» **Goal**: Reproduce every line in the listing that contains the word "nostr".

[Dataset records]
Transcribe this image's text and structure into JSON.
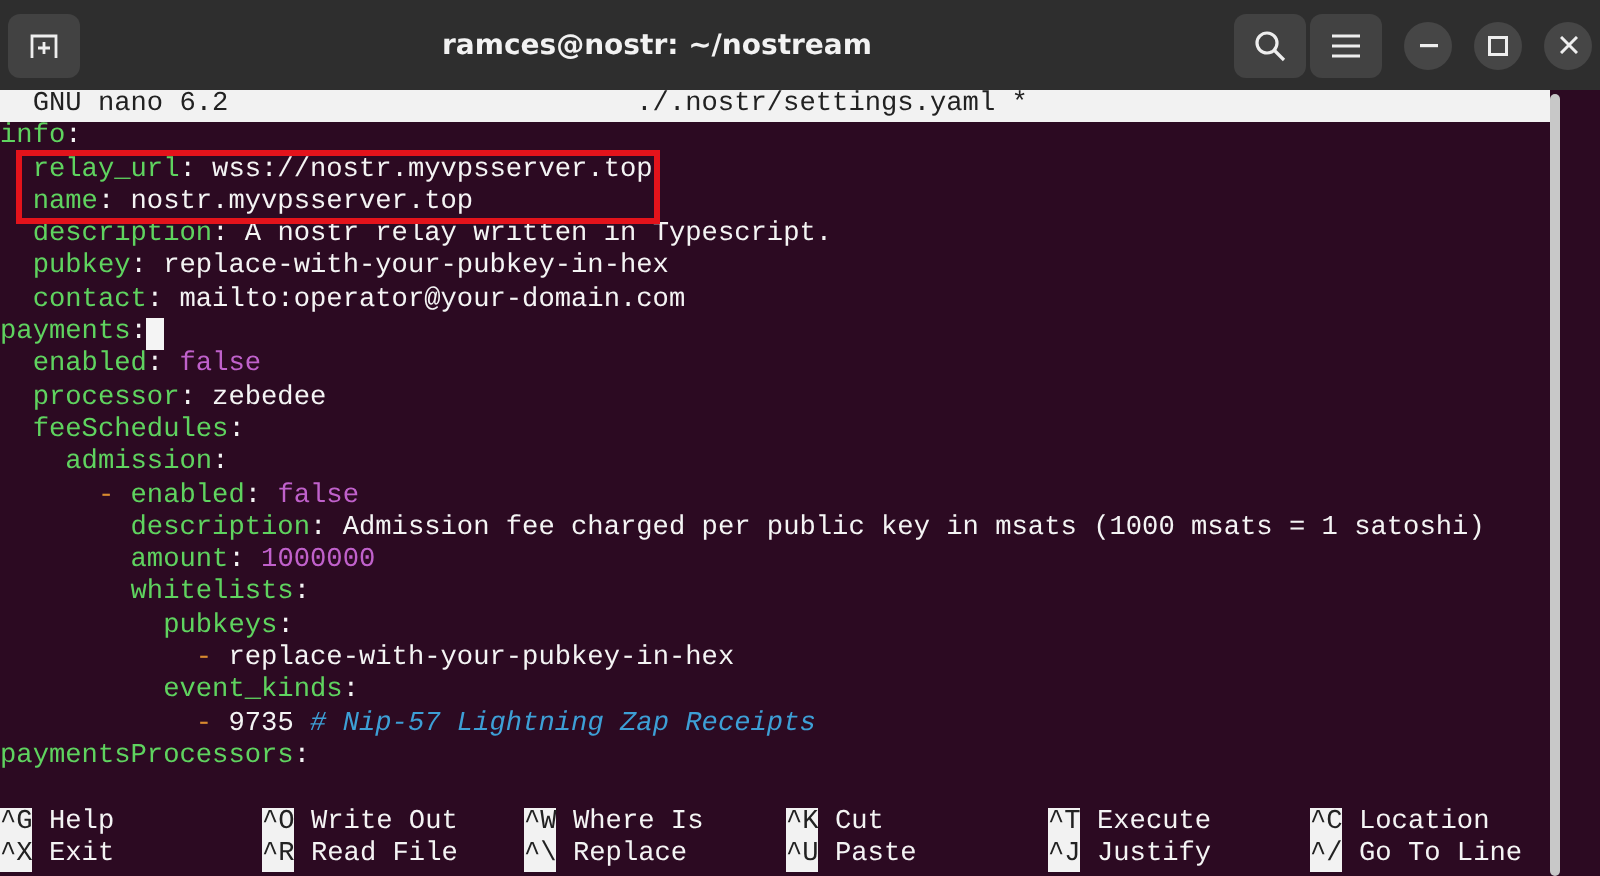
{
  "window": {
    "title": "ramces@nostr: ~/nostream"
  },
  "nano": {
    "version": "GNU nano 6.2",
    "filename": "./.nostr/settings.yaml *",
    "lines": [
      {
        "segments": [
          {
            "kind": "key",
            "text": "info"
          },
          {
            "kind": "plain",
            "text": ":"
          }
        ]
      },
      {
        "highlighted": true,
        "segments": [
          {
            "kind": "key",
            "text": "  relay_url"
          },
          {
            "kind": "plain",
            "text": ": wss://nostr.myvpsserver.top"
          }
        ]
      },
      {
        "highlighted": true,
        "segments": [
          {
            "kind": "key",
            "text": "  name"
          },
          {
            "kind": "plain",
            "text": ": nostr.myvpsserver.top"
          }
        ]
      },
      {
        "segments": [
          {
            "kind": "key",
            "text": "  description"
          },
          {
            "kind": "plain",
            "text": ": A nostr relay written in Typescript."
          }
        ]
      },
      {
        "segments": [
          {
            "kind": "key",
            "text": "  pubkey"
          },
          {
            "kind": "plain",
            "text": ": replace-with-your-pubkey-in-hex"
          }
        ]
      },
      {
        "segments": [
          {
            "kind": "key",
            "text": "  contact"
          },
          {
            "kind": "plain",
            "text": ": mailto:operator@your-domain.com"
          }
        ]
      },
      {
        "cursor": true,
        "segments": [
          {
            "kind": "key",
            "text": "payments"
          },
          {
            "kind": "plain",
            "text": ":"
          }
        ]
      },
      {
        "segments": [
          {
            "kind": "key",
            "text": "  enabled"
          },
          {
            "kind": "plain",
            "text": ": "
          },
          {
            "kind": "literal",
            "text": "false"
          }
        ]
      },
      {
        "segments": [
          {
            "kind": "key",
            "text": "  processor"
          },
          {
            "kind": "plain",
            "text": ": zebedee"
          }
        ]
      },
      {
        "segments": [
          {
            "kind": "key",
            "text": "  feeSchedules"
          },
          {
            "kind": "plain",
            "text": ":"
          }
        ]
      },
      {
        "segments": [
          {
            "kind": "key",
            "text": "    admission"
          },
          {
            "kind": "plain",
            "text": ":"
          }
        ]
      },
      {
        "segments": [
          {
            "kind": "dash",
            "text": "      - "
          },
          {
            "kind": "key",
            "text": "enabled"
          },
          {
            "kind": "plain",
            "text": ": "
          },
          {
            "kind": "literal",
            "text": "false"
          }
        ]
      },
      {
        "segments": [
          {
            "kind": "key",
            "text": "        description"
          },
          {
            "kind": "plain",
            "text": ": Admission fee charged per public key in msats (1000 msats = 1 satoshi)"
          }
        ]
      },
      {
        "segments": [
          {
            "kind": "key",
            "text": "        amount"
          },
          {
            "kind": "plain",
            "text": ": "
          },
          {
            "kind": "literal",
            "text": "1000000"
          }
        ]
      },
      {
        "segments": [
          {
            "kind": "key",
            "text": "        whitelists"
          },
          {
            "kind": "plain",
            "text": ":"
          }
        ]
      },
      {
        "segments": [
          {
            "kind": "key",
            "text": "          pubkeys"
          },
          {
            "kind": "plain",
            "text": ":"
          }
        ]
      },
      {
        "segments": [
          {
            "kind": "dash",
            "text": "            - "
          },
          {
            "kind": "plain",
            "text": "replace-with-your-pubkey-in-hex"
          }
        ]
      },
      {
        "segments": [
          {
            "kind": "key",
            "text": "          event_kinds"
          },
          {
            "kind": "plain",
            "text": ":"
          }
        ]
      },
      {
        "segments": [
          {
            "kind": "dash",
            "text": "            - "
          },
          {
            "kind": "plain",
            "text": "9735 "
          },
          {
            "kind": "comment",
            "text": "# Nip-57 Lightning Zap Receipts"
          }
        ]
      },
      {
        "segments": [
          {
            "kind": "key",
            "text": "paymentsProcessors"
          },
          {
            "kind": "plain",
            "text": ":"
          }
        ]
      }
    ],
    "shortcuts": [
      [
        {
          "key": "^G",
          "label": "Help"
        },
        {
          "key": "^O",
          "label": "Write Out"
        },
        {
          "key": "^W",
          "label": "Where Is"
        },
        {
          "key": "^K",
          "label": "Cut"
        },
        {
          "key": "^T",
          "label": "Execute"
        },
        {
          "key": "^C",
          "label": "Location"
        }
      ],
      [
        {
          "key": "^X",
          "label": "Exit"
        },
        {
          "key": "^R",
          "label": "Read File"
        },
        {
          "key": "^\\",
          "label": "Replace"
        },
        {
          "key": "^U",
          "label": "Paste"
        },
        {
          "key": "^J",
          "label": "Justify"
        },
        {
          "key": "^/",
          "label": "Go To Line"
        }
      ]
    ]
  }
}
* * *
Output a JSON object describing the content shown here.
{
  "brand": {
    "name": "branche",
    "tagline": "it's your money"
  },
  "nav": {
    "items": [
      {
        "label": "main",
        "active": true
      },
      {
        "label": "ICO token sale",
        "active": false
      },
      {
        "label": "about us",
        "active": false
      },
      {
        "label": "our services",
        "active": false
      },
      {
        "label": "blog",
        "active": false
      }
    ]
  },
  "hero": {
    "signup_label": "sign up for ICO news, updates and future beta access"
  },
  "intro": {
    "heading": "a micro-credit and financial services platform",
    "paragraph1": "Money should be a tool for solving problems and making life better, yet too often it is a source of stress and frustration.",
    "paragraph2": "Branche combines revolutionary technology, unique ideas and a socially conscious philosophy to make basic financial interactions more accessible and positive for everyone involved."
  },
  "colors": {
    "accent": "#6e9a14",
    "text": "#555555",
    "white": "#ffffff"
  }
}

» **Solution for this problem**:
    "title": "ramces@nostr: ~/nostream"
    "filename": "./.nostr/settings.yaml *",
            "text": ": wss://nostr.myvpsserver.top"
            "text": ": nostr.myvpsserver.top"
            "text": ": A nostr relay written in Typescript."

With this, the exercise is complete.